→ TASK OBJECTIVE
Your task is to reproduce the material exactly.

→ DATA

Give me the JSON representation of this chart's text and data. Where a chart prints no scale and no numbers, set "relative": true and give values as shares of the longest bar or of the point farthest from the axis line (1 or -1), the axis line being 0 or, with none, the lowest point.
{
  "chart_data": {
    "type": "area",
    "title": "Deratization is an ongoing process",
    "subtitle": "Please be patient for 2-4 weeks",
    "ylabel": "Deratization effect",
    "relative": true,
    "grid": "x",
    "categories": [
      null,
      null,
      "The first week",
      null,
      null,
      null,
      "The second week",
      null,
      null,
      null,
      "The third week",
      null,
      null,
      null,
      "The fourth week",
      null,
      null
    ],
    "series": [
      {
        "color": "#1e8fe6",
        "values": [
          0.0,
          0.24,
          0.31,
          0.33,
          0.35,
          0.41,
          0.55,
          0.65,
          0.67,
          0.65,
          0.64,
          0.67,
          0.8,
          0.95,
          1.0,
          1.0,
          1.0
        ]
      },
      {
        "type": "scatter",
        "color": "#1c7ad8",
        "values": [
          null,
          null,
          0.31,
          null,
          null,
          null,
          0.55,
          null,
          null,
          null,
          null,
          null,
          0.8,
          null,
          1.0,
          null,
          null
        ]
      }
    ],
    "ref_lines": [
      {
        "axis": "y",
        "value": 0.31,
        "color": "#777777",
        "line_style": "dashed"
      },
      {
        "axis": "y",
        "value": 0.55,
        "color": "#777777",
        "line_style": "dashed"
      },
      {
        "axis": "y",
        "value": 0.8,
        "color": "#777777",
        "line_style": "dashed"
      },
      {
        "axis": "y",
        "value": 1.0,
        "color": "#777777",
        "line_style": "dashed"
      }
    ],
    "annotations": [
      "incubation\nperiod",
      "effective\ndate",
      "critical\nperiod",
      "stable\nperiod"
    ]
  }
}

→ FULL RESPONSE
Give me the JSON representation of this chart's text and data. Where a chart prints no scale and no numbers, set "relative": true and give values as shares of the longest bar or of the point farthest from the axis line (1 or -1), the axis line being 0 or, with none, the lowest point.
{
  "chart_data": {
    "type": "area",
    "title": "Deratization is an ongoing process",
    "subtitle": "Please be patient for 2-4 weeks",
    "ylabel": "Deratization effect",
    "relative": true,
    "grid": "x",
    "categories": [
      null,
      null,
      "The first week",
      null,
      null,
      null,
      "The second week",
      null,
      null,
      null,
      "The third week",
      null,
      null,
      null,
      "The fourth week",
      null,
      null
    ],
    "series": [
      {
        "color": "#1e8fe6",
        "values": [
          0.0,
          0.24,
          0.31,
          0.33,
          0.35,
          0.41,
          0.55,
          0.65,
          0.67,
          0.65,
          0.64,
          0.67,
          0.8,
          0.95,
          1.0,
          1.0,
          1.0
        ]
      },
      {
        "type": "scatter",
        "color": "#1c7ad8",
        "values": [
          null,
          null,
          0.31,
          null,
          null,
          null,
          0.55,
          null,
          null,
          null,
          null,
          null,
          0.8,
          null,
          1.0,
          null,
          null
        ]
      }
    ],
    "ref_lines": [
      {
        "axis": "y",
        "value": 0.31,
        "color": "#777777",
        "line_style": "dashed"
      },
      {
        "axis": "y",
        "value": 0.55,
        "color": "#777777",
        "line_style": "dashed"
      },
      {
        "axis": "y",
        "value": 0.8,
        "color": "#777777",
        "line_style": "dashed"
      },
      {
        "axis": "y",
        "value": 1.0,
        "color": "#777777",
        "line_style": "dashed"
      }
    ],
    "annotations": [
      "incubation\nperiod",
      "effective\ndate",
      "critical\nperiod",
      "stable\nperiod"
    ]
  }
}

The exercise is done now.